§ **Instructions to follow**: From the records, pick out and copy each line containing "газоснабжении".

─── Dataset records ───

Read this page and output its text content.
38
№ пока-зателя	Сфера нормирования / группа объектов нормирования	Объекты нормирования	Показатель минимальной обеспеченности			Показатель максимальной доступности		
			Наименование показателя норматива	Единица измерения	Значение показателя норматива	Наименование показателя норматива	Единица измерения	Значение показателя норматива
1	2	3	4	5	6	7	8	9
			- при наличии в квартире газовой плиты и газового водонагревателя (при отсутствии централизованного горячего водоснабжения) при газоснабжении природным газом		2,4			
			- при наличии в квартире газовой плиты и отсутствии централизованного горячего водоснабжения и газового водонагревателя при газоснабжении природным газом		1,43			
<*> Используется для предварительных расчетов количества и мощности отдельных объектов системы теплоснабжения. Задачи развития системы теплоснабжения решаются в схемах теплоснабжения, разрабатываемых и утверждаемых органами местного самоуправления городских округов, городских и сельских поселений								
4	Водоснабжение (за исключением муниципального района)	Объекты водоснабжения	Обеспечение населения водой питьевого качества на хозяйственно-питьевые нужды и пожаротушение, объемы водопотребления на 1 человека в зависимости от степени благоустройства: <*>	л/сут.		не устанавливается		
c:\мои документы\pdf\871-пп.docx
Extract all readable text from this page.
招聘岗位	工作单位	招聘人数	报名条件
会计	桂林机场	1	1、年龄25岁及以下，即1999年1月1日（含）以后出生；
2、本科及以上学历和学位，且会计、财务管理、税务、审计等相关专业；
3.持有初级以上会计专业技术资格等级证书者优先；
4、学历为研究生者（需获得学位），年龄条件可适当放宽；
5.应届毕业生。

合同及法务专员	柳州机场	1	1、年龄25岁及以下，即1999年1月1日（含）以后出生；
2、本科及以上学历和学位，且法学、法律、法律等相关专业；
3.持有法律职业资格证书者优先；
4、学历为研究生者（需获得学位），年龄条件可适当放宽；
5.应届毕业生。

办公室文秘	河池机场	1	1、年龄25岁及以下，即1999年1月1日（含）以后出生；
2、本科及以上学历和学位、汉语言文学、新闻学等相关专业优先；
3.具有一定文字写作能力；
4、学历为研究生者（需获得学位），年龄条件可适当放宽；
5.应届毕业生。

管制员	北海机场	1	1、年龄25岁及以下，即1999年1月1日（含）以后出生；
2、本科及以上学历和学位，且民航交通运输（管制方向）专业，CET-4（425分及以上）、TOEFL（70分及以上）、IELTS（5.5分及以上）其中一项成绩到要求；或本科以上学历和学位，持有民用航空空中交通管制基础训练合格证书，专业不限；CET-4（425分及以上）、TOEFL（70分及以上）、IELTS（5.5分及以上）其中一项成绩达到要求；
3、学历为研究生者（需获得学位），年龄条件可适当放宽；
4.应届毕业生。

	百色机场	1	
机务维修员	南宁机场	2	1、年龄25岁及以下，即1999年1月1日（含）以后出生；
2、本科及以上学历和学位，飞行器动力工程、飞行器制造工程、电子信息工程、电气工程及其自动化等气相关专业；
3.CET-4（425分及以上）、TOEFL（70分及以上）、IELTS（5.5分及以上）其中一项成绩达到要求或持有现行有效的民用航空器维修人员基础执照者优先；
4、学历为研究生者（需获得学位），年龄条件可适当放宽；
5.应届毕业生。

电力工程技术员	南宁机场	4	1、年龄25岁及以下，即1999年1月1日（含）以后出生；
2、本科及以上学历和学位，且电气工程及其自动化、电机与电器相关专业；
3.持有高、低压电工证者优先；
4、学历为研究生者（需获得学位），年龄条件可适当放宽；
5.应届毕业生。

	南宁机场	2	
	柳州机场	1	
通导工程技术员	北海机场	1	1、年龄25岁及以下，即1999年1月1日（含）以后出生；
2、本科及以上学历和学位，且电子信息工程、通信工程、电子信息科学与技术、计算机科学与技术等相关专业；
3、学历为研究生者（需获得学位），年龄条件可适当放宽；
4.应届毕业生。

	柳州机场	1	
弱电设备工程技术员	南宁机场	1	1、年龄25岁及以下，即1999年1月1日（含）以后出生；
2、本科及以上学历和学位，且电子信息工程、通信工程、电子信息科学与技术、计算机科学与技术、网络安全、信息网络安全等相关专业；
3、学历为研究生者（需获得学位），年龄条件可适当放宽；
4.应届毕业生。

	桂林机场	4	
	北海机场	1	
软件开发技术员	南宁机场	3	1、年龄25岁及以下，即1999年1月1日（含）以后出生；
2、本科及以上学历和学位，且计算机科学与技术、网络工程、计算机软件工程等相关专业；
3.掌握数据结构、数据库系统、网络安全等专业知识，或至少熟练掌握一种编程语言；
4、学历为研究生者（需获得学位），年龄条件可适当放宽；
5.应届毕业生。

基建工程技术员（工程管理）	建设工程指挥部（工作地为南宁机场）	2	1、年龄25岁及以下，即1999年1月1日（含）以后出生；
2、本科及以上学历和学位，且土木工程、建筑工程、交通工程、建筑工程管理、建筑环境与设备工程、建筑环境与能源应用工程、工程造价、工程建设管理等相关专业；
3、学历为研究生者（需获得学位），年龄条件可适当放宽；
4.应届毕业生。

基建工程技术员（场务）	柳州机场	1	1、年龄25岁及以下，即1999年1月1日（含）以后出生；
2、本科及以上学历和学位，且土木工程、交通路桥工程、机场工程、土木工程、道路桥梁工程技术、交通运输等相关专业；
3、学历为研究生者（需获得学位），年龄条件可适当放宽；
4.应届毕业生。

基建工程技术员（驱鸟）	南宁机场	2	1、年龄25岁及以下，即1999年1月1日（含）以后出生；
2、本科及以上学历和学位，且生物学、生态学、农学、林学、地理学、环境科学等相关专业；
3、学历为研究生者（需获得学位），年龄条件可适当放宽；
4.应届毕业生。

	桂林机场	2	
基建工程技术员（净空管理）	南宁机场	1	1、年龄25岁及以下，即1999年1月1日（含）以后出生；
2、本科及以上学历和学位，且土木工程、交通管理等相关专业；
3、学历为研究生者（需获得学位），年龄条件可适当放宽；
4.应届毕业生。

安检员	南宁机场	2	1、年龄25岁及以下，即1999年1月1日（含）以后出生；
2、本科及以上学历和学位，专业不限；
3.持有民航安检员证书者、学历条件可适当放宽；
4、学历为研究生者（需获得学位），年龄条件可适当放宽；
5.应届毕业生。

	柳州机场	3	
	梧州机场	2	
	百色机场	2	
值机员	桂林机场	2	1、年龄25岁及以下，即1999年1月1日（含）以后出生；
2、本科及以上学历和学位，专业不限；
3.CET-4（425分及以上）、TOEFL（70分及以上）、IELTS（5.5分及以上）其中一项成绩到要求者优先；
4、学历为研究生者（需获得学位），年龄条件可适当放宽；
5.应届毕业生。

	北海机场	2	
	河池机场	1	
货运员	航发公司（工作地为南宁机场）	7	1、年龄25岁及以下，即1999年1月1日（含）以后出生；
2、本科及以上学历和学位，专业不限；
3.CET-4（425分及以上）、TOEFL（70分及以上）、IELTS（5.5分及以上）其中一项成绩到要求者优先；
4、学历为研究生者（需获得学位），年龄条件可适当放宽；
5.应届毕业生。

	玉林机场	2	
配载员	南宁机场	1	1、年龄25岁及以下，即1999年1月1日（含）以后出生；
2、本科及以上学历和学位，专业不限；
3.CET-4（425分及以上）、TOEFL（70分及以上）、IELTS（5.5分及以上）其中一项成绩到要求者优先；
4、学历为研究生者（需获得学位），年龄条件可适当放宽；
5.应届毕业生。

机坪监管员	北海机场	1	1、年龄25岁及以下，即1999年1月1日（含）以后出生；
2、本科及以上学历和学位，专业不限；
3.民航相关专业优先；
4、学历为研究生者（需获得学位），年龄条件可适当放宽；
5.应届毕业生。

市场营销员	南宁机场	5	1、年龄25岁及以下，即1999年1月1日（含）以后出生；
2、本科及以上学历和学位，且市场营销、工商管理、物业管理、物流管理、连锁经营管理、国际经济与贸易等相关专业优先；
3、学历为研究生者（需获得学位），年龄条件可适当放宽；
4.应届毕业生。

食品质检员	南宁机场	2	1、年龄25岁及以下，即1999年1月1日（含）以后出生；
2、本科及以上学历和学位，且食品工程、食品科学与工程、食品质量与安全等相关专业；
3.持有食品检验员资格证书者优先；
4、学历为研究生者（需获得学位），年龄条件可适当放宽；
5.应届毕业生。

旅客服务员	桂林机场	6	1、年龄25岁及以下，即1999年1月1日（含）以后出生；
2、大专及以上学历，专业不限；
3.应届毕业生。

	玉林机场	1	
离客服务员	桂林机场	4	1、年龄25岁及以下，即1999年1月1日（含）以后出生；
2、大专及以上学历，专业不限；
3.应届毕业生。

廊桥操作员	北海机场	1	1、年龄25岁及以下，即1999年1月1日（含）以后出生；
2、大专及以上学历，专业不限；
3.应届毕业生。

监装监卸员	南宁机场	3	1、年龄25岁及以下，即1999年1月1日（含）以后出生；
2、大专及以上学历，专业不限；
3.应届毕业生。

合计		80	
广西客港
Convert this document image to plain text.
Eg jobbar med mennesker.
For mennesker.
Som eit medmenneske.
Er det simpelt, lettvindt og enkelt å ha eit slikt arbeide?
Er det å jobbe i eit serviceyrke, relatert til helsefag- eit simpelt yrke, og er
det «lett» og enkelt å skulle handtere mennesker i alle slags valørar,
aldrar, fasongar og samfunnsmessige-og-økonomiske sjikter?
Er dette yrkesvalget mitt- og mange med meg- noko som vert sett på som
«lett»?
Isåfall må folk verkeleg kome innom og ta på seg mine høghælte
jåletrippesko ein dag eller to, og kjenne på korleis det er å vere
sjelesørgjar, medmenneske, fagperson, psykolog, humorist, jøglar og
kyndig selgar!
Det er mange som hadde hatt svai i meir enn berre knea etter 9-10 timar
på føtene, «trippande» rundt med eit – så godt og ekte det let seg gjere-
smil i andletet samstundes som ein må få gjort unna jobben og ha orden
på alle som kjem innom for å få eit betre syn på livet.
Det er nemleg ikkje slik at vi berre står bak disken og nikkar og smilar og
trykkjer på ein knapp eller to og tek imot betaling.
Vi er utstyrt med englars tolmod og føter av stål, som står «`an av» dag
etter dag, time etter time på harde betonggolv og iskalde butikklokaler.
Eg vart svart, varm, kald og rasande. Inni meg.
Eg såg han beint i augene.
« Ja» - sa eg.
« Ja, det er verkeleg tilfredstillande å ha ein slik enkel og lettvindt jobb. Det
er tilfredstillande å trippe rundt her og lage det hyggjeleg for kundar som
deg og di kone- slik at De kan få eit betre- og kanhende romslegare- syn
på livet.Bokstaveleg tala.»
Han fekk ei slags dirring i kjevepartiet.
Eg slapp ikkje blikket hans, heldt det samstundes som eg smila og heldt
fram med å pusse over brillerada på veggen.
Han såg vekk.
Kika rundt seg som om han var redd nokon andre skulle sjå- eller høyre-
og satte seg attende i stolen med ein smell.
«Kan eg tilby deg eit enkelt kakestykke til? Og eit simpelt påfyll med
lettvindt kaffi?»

───

§ **Answer in full**:
			- при наличии в квартире газовой плиты и газового водонагревателя (при отсутствии централизованного горячего водоснабжения) при газоснабжении природным газом		2,4			
			- при наличии в квартире газовой плиты и отсутствии централизованного горячего водоснабжения и газового водонагревателя при газоснабжении природным газом		1,43			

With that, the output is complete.